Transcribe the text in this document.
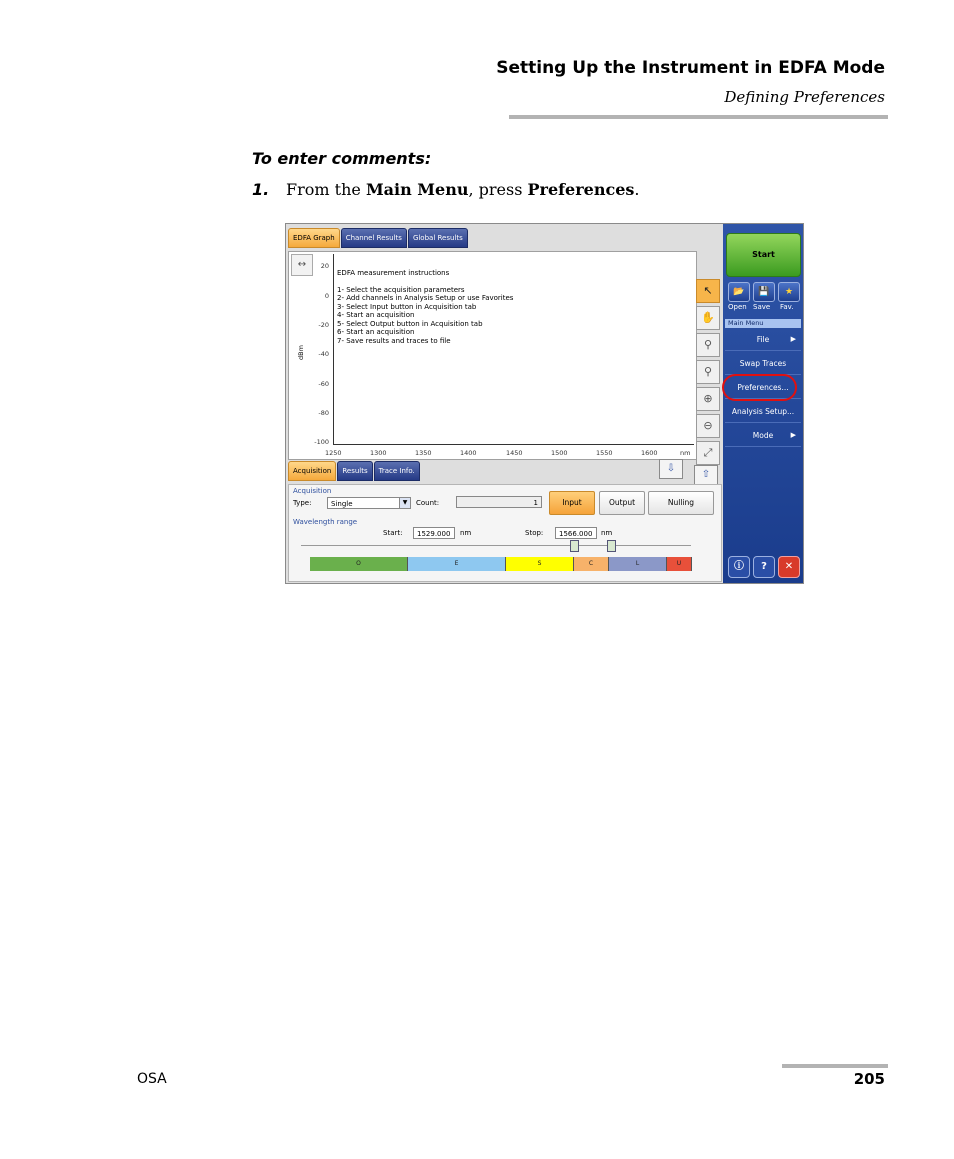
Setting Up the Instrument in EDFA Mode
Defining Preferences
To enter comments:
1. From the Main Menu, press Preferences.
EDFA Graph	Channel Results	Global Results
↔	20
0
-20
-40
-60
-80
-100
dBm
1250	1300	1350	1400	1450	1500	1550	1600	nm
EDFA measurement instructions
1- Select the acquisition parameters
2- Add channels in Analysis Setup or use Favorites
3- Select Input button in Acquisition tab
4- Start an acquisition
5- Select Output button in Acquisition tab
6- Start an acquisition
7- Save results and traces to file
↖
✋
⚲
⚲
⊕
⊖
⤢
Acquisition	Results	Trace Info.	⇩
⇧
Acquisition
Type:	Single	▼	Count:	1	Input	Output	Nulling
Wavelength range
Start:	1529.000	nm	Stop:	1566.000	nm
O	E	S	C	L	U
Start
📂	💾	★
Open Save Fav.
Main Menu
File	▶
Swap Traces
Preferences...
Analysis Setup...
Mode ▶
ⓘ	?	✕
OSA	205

***

> **Stated problem**:
Show all lines from the data above in which the word "Analysis" appears.

> **Solution below**:
2- Add channels in Analysis Setup or use Favorites
Analysis Setup...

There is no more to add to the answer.